» Stored data entries:
════════

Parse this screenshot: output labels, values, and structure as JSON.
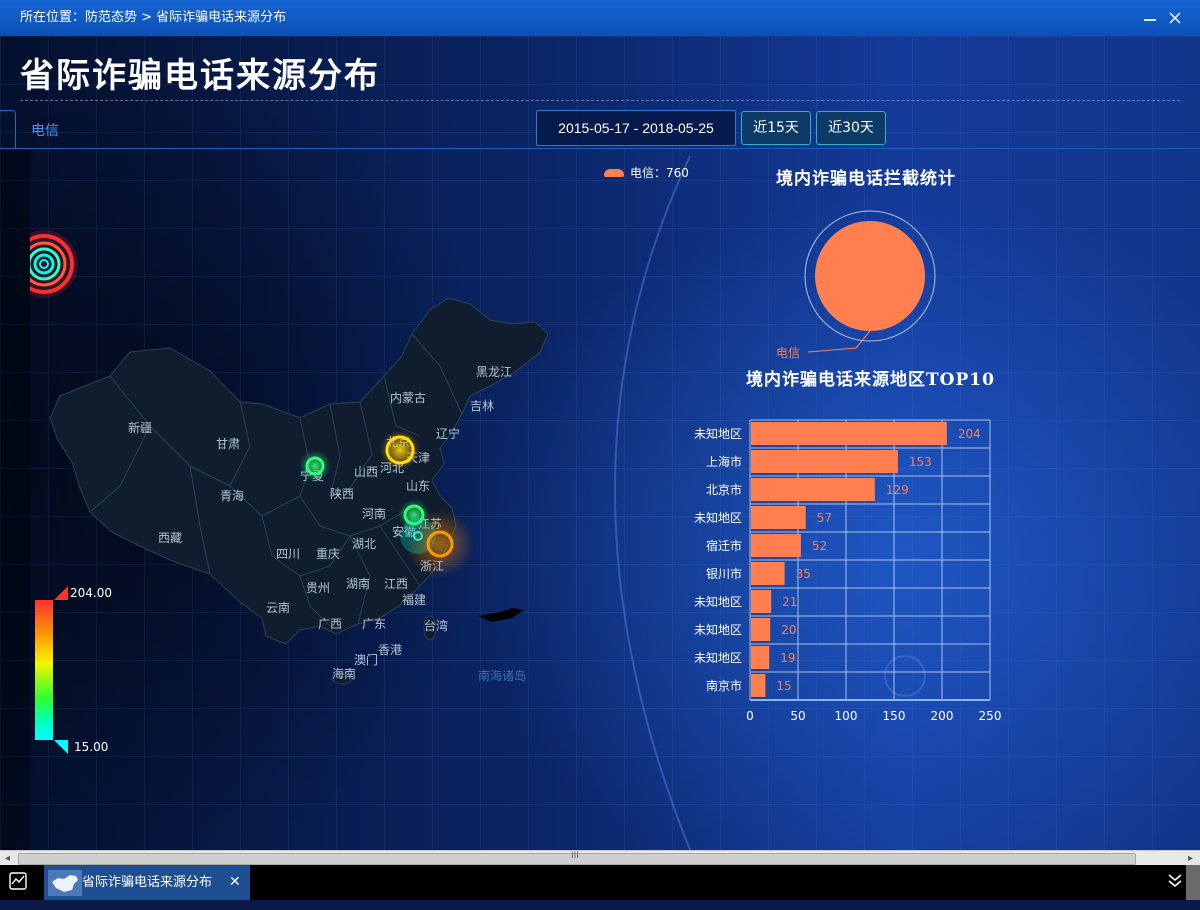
{
  "breadcrumb": "所在位置：防范态势 > 省际诈骗电话来源分布",
  "window": {
    "minimize_icon": "minimize-icon",
    "close_icon": "close-icon"
  },
  "page_title": "省际诈骗电话来源分布",
  "tab_carrier": "电信",
  "date_range": "2015-05-17 - 2018-05-25",
  "quick_buttons": {
    "last15": "近15天",
    "last30": "近30天"
  },
  "map_legend": {
    "label": "电信：760",
    "color": "#ff7f50"
  },
  "map": {
    "provinces": [
      "黑龙江",
      "吉林",
      "辽宁",
      "内蒙古",
      "北京",
      "天津",
      "河北",
      "山西",
      "山东",
      "宁夏",
      "甘肃",
      "新疆",
      "青海",
      "陕西",
      "河南",
      "江苏",
      "安徽",
      "湖北",
      "四川",
      "重庆",
      "西藏",
      "贵州",
      "湖南",
      "江西",
      "浙江",
      "福建",
      "云南",
      "广西",
      "广东",
      "香港",
      "澳门",
      "台湾",
      "海南",
      "南海诸岛"
    ],
    "visual_map": {
      "max": "204.00",
      "min": "15.00"
    }
  },
  "pie_title": "境内诈骗电话拦截统计",
  "pie_label": "电信",
  "bar_title": "境内诈骗电话来源地区TOP10",
  "chart_data": [
    {
      "type": "pie",
      "title": "境内诈骗电话拦截统计",
      "slices": [
        {
          "name": "电信",
          "value": 760,
          "color": "#ff7f50"
        }
      ]
    },
    {
      "type": "bar",
      "orientation": "horizontal",
      "title": "境内诈骗电话来源地区TOP10",
      "categories": [
        "未知地区",
        "上海市",
        "北京市",
        "未知地区",
        "宿迁市",
        "银川市",
        "未知地区",
        "未知地区",
        "未知地区",
        "南京市"
      ],
      "values": [
        204,
        153,
        129,
        57,
        52,
        35,
        21,
        20,
        19,
        15
      ],
      "xlim": [
        0,
        250
      ],
      "xticks": [
        "0",
        "50",
        "100",
        "150",
        "200",
        "250"
      ],
      "color": "#ff7f50",
      "grid": true
    }
  ],
  "scrollbar": {
    "left_arrow": "◂",
    "right_arrow": "▸",
    "grip": "III"
  },
  "taskbar": {
    "item_label": "省际诈骗电话来源分布",
    "close_glyph": "✕",
    "expand_glyph": "⌄"
  }
}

════════

For the material, find the number of lines holding the word "color" and give that figure and nothing more.

3